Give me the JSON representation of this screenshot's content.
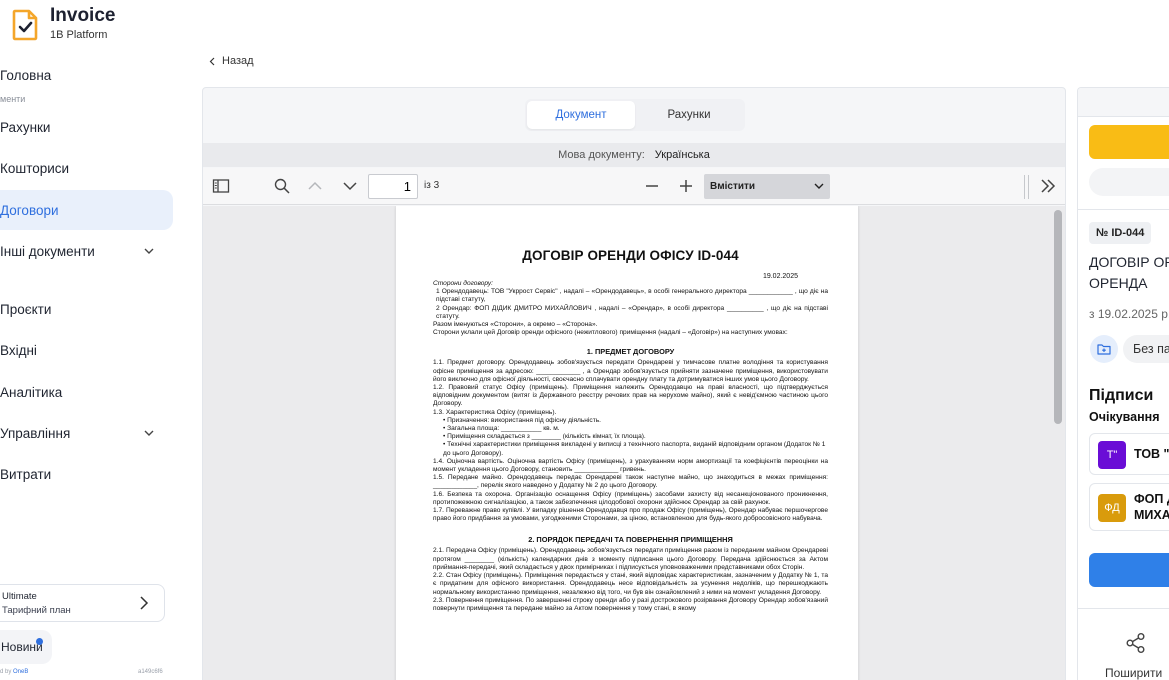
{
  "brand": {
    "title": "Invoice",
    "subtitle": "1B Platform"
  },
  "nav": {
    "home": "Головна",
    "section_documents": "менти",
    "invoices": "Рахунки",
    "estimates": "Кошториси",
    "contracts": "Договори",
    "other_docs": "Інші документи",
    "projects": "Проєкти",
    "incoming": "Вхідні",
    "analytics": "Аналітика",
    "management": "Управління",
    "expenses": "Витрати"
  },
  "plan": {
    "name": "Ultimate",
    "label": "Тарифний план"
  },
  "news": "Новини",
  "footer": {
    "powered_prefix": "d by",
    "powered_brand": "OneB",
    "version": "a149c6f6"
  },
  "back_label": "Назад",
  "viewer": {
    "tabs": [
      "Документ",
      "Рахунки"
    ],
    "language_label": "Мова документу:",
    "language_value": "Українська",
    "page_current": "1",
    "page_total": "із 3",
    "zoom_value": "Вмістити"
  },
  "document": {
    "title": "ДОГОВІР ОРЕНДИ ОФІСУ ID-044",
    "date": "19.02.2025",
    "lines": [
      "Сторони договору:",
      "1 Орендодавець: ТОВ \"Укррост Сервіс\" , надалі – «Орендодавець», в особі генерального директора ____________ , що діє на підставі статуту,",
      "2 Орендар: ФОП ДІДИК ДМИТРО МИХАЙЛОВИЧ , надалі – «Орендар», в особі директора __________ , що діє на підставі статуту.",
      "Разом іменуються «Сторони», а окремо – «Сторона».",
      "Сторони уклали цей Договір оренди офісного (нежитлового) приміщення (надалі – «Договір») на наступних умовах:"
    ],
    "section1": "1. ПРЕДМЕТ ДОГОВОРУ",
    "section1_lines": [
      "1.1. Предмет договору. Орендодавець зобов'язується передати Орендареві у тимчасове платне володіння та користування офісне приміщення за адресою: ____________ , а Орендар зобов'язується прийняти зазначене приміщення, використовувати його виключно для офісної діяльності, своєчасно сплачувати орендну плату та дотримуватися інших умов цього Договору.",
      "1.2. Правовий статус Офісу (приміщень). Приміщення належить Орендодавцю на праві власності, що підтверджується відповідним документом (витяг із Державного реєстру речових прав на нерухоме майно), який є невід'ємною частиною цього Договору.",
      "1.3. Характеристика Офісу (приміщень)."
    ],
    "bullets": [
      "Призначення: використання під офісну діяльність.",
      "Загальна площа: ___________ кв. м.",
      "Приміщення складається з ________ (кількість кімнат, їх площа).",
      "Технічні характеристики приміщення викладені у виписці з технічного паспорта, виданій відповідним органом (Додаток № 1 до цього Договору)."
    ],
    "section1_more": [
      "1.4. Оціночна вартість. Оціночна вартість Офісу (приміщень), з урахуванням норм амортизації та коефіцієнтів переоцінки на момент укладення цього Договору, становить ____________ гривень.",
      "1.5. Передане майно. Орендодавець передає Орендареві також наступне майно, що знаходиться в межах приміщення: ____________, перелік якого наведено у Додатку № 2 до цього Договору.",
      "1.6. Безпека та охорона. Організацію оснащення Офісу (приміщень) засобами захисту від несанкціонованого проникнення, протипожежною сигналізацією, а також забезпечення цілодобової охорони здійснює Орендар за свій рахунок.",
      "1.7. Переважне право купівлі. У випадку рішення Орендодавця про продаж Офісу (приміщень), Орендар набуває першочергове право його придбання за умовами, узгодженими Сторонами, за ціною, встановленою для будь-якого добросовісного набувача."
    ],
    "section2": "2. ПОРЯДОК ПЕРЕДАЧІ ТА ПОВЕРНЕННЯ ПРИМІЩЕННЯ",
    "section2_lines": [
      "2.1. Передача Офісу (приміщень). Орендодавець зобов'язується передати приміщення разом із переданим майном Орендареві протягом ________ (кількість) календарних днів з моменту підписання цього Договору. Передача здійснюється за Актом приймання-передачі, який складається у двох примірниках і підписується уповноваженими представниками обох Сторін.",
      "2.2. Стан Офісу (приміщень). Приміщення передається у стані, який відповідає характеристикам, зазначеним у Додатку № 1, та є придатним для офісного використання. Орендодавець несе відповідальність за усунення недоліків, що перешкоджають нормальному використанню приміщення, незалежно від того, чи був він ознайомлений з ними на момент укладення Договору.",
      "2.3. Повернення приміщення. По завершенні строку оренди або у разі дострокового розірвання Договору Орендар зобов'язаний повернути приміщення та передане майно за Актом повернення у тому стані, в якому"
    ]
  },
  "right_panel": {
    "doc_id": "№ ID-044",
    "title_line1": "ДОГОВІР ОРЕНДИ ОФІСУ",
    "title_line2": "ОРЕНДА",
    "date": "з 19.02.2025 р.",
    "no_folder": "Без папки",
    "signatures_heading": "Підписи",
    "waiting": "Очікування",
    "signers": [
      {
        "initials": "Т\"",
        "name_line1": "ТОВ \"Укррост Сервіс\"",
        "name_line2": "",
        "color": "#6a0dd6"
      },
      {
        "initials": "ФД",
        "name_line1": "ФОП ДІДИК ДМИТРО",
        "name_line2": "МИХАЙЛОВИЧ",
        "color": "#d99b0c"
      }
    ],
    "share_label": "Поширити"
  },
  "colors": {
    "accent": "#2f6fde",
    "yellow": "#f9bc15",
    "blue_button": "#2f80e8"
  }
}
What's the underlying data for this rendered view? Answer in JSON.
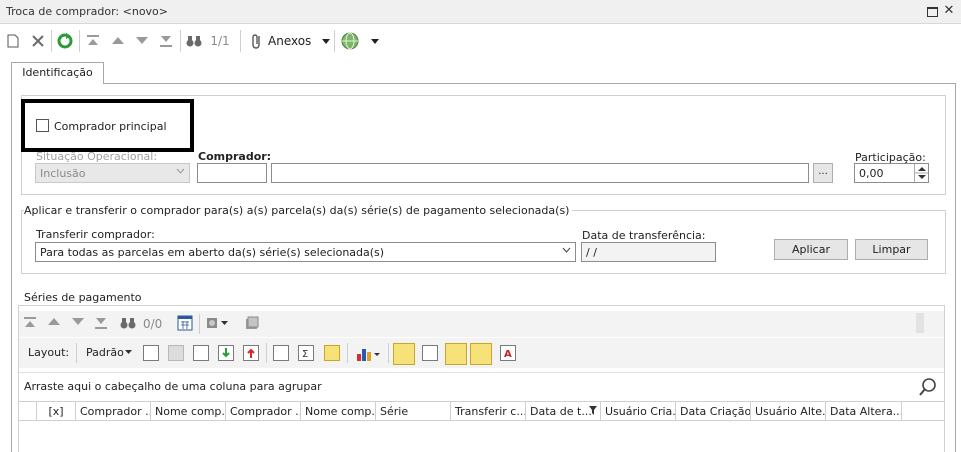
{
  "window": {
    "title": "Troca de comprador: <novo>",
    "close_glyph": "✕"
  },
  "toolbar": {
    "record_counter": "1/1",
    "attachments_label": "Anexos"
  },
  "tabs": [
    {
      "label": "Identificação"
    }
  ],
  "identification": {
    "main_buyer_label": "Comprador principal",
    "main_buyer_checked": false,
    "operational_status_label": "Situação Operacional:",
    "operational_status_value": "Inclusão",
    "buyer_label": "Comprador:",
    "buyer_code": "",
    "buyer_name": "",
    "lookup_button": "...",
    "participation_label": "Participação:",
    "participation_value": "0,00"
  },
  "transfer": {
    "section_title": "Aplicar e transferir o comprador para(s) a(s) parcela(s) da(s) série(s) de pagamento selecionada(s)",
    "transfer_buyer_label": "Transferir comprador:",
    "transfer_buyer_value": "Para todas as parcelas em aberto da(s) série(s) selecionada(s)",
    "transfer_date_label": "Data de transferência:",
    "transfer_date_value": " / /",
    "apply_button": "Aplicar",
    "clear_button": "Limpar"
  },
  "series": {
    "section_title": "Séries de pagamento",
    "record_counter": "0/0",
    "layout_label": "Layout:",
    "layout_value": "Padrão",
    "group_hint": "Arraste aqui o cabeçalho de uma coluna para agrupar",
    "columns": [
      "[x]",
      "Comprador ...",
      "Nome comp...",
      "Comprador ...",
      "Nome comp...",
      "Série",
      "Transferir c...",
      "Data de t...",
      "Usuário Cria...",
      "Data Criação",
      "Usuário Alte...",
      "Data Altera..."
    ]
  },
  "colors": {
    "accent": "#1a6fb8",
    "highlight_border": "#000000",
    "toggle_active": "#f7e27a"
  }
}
==
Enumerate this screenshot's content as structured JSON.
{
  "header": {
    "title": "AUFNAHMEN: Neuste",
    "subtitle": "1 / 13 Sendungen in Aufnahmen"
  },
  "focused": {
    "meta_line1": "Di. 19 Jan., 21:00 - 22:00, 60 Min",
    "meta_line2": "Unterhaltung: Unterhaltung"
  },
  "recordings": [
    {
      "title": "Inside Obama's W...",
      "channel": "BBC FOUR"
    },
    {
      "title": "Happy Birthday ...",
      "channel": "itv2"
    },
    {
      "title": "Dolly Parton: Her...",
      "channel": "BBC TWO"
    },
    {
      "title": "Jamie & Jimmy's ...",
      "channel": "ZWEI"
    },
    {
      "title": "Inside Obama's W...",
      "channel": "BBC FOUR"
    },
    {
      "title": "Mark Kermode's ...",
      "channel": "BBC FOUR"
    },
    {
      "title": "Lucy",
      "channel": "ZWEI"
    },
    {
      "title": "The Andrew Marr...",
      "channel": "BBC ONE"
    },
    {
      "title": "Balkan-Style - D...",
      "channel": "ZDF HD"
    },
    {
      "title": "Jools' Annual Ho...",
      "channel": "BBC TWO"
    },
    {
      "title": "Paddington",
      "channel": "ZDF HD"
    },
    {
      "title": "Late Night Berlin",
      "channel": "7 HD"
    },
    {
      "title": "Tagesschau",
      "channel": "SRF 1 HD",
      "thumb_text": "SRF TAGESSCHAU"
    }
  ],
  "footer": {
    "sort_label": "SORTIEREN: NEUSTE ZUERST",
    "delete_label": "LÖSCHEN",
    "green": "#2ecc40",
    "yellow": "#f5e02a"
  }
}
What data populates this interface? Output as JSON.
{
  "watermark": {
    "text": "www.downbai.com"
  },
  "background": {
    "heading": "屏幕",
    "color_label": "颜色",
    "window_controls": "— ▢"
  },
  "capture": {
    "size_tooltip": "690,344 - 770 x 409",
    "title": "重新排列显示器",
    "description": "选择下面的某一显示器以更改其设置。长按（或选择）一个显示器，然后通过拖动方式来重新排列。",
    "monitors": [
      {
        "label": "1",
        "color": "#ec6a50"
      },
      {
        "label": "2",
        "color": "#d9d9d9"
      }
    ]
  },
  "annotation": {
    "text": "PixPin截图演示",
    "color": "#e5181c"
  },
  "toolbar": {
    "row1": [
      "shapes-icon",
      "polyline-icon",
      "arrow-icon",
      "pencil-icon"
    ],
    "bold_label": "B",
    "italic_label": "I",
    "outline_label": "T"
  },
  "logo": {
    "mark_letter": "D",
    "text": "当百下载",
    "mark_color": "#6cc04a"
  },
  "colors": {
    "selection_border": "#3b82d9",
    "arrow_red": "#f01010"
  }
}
...
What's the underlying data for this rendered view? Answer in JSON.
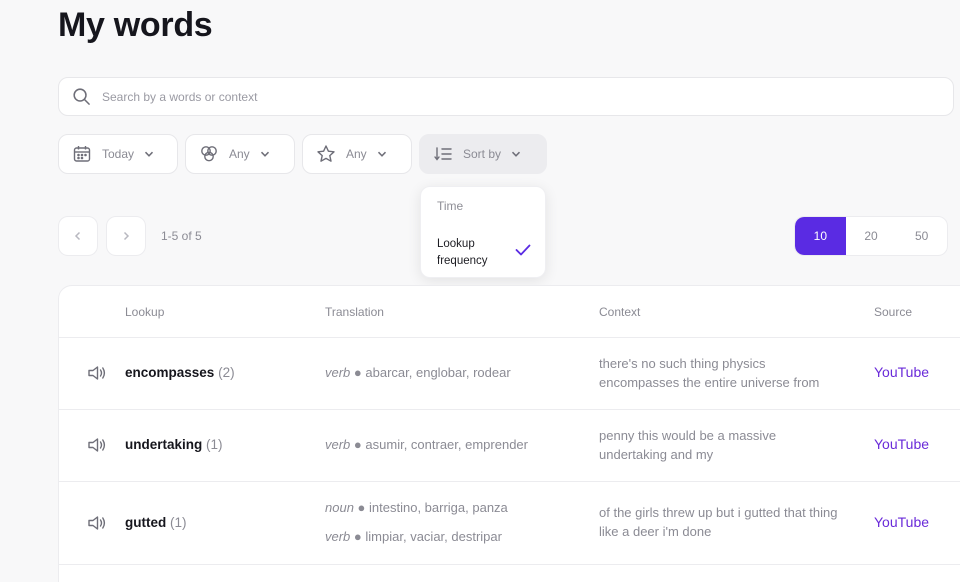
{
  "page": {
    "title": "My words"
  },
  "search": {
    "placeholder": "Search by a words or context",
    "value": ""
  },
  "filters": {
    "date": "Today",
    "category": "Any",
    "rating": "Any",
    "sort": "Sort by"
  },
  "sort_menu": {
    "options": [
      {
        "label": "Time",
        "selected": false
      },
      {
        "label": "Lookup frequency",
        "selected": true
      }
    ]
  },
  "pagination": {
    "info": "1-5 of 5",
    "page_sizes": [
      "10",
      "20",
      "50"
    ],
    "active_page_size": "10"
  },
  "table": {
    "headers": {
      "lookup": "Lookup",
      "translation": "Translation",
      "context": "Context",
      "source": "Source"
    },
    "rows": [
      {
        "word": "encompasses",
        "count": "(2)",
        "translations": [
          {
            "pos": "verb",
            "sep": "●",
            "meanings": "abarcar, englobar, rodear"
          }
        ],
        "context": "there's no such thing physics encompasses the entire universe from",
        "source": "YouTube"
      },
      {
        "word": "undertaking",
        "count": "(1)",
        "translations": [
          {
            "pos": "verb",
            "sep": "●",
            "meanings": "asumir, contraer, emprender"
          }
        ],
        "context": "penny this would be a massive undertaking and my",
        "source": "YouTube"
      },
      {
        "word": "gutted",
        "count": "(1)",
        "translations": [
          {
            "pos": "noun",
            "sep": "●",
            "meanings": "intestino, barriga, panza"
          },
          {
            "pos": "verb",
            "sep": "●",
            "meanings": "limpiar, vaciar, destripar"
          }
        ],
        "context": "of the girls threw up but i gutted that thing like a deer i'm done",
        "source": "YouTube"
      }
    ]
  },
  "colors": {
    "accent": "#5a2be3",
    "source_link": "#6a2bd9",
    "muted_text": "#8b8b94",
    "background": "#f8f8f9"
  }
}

◆ What the task requires
In the material above, find the lines that contain "Сторони" and show them.

◆ Solution to this problem
      "Сторони договору:",
      "Разом іменуються «Сторони», а окремо – «Сторона».",
      "Сторони уклали цей Договір оренди офісного (нежитлового) приміщення (надалі – «Договір») на наступних умовах:"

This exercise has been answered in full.